Begin INPUT MATERIAL

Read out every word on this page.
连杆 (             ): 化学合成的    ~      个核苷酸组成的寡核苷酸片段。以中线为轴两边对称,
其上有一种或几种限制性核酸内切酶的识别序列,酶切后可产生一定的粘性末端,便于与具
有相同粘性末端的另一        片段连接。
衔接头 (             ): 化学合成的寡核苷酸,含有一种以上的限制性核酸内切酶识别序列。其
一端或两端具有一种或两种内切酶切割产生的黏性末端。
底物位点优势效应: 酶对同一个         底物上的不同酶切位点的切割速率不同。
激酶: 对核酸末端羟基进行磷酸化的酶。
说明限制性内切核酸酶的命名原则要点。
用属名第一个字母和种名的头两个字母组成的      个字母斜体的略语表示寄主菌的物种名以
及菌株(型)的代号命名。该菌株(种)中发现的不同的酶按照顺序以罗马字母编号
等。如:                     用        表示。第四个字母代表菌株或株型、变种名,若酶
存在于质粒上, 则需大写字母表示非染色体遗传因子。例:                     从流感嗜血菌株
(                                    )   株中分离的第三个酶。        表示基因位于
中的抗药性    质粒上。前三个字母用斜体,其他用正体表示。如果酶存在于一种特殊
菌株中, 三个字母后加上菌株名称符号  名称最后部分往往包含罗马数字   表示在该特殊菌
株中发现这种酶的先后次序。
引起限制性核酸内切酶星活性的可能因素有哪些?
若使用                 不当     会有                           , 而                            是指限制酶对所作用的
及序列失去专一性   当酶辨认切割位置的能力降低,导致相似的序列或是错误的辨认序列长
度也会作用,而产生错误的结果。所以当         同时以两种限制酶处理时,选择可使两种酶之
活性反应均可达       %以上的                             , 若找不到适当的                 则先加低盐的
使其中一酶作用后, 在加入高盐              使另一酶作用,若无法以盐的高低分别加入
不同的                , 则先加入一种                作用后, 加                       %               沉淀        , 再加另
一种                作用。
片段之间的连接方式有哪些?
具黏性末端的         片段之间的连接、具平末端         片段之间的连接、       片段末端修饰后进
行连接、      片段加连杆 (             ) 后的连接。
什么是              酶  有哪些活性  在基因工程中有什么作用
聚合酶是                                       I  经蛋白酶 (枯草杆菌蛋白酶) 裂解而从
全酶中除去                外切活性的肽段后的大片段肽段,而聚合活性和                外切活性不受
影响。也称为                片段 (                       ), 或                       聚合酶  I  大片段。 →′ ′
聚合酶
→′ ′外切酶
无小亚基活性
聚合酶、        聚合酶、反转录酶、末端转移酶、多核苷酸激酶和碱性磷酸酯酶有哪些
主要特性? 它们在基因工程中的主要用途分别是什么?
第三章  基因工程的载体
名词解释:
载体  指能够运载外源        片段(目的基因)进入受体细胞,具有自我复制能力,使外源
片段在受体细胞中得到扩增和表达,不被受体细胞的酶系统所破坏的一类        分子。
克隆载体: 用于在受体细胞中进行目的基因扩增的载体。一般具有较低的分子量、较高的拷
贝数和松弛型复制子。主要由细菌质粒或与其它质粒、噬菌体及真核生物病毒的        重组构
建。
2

End INPUT MATERIAL

GIVEN REQUEST ▸ Every line of the material must be returned exactly as it appears.

THE ANSWER ▸
Read out every word on this page.
连杆 (             ): 化学合成的    ~      个核苷酸组成的寡核苷酸片段。以中线为轴两边对称,
其上有一种或几种限制性核酸内切酶的识别序列,酶切后可产生一定的粘性末端,便于与具
有相同粘性末端的另一        片段连接。
衔接头 (             ): 化学合成的寡核苷酸,含有一种以上的限制性核酸内切酶识别序列。其
一端或两端具有一种或两种内切酶切割产生的黏性末端。
底物位点优势效应: 酶对同一个         底物上的不同酶切位点的切割速率不同。
激酶: 对核酸末端羟基进行磷酸化的酶。
说明限制性内切核酸酶的命名原则要点。
用属名第一个字母和种名的头两个字母组成的      个字母斜体的略语表示寄主菌的物种名以
及菌株(型)的代号命名。该菌株(种)中发现的不同的酶按照顺序以罗马字母编号
等。如:                     用        表示。第四个字母代表菌株或株型、变种名,若酶
存在于质粒上, 则需大写字母表示非染色体遗传因子。例:                     从流感嗜血菌株
(                                    )   株中分离的第三个酶。        表示基因位于
中的抗药性    质粒上。前三个字母用斜体,其他用正体表示。如果酶存在于一种特殊
菌株中, 三个字母后加上菌株名称符号  名称最后部分往往包含罗马数字   表示在该特殊菌
株中发现这种酶的先后次序。
引起限制性核酸内切酶星活性的可能因素有哪些?
若使用                 不当     会有                           , 而                            是指限制酶对所作用的
及序列失去专一性   当酶辨认切割位置的能力降低,导致相似的序列或是错误的辨认序列长
度也会作用,而产生错误的结果。所以当         同时以两种限制酶处理时,选择可使两种酶之
活性反应均可达       %以上的                             , 若找不到适当的                 则先加低盐的
使其中一酶作用后, 在加入高盐              使另一酶作用,若无法以盐的高低分别加入
不同的                , 则先加入一种                作用后, 加                       %               沉淀        , 再加另
一种                作用。
片段之间的连接方式有哪些?
具黏性末端的         片段之间的连接、具平末端         片段之间的连接、       片段末端修饰后进
行连接、      片段加连杆 (             ) 后的连接。
什么是              酶  有哪些活性  在基因工程中有什么作用
聚合酶是                                       I  经蛋白酶 (枯草杆菌蛋白酶) 裂解而从
全酶中除去                外切活性的肽段后的大片段肽段,而聚合活性和                外切活性不受
影响。也称为                片段 (                       ), 或                       聚合酶  I  大片段。 →′ ′
聚合酶
→′ ′外切酶
无小亚基活性
聚合酶、        聚合酶、反转录酶、末端转移酶、多核苷酸激酶和碱性磷酸酯酶有哪些
主要特性? 它们在基因工程中的主要用途分别是什么?
第三章  基因工程的载体
名词解释:
载体  指能够运载外源        片段(目的基因)进入受体细胞,具有自我复制能力,使外源
片段在受体细胞中得到扩增和表达,不被受体细胞的酶系统所破坏的一类        分子。
克隆载体: 用于在受体细胞中进行目的基因扩增的载体。一般具有较低的分子量、较高的拷
贝数和松弛型复制子。主要由细菌质粒或与其它质粒、噬菌体及真核生物病毒的        重组构
建。
2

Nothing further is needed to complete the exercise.